What to produce: Copy each line holding the string "province".

Data for processing:
◇ ◇ ◇ ◇ ◇

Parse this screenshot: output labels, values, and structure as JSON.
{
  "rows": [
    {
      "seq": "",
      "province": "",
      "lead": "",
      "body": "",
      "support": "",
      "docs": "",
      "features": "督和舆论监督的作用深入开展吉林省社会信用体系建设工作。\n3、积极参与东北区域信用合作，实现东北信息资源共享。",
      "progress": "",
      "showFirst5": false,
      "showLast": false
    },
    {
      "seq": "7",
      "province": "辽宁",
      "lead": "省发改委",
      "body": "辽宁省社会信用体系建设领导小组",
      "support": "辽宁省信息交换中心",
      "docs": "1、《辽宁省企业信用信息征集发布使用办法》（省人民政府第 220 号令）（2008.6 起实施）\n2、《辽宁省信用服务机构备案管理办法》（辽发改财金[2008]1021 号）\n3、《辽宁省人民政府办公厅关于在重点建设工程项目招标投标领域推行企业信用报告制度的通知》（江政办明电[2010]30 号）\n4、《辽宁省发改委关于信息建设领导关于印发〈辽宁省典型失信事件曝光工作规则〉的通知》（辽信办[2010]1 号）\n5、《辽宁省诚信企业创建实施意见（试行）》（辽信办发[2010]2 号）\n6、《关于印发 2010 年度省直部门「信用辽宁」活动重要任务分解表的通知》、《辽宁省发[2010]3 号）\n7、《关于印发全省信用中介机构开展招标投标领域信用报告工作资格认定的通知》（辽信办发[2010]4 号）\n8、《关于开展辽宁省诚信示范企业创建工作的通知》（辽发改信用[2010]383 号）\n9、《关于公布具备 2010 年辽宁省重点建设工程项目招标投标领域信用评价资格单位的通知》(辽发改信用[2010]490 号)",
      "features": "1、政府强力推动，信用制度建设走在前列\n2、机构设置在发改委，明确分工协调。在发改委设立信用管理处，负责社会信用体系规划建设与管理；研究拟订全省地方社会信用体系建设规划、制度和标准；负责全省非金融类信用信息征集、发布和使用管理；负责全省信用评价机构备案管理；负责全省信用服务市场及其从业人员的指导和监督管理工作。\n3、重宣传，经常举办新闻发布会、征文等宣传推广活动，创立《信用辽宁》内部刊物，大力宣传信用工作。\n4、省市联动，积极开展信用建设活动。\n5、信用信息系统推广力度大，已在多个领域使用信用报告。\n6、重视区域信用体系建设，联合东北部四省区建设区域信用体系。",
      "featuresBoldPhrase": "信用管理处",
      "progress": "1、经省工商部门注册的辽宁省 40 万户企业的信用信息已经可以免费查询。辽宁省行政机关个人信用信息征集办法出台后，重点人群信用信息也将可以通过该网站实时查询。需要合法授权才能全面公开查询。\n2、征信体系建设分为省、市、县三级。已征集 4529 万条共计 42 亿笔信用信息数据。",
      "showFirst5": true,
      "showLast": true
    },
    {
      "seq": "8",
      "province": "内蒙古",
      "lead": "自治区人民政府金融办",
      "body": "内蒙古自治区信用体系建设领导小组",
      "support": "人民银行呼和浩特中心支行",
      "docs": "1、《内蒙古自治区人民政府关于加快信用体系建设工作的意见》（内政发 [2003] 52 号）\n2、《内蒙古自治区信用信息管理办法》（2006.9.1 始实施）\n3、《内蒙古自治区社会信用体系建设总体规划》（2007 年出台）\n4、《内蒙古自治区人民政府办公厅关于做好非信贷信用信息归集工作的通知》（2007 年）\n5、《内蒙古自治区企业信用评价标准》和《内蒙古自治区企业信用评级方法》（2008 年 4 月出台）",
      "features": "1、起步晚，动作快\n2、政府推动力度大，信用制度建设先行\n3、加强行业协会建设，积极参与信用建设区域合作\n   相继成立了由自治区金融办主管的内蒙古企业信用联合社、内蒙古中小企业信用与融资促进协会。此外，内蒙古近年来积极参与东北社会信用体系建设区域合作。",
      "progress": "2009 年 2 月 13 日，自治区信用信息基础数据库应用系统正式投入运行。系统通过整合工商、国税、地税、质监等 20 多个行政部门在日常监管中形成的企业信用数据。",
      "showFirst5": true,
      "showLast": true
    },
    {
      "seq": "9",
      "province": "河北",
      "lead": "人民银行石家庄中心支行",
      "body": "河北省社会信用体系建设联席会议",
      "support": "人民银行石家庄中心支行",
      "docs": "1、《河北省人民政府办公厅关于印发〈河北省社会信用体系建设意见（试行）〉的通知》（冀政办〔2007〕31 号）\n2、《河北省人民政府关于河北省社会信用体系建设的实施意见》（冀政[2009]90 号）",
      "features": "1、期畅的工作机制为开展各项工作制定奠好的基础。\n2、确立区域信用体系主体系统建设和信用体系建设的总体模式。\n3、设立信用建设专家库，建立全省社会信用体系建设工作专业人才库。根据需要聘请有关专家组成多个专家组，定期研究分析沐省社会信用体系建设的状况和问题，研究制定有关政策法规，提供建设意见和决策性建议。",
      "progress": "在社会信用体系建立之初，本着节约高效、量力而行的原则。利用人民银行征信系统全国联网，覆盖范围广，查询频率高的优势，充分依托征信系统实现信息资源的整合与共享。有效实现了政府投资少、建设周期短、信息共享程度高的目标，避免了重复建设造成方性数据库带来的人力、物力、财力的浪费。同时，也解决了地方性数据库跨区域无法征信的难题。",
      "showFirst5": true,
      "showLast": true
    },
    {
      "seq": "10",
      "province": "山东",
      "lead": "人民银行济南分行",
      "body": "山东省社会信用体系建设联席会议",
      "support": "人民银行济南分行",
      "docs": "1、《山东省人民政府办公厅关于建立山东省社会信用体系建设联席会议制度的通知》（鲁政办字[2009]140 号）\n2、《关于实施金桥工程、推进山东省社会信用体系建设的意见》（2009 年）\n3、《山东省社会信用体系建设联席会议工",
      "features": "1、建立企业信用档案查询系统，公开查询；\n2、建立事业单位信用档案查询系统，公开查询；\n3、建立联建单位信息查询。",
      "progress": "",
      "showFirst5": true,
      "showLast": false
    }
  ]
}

◇ ◇ ◇ ◇ ◇

Task answer:
      "province": "",
      "province": "辽宁",
      "province": "内蒙古",
      "province": "河北",
      "province": "山东",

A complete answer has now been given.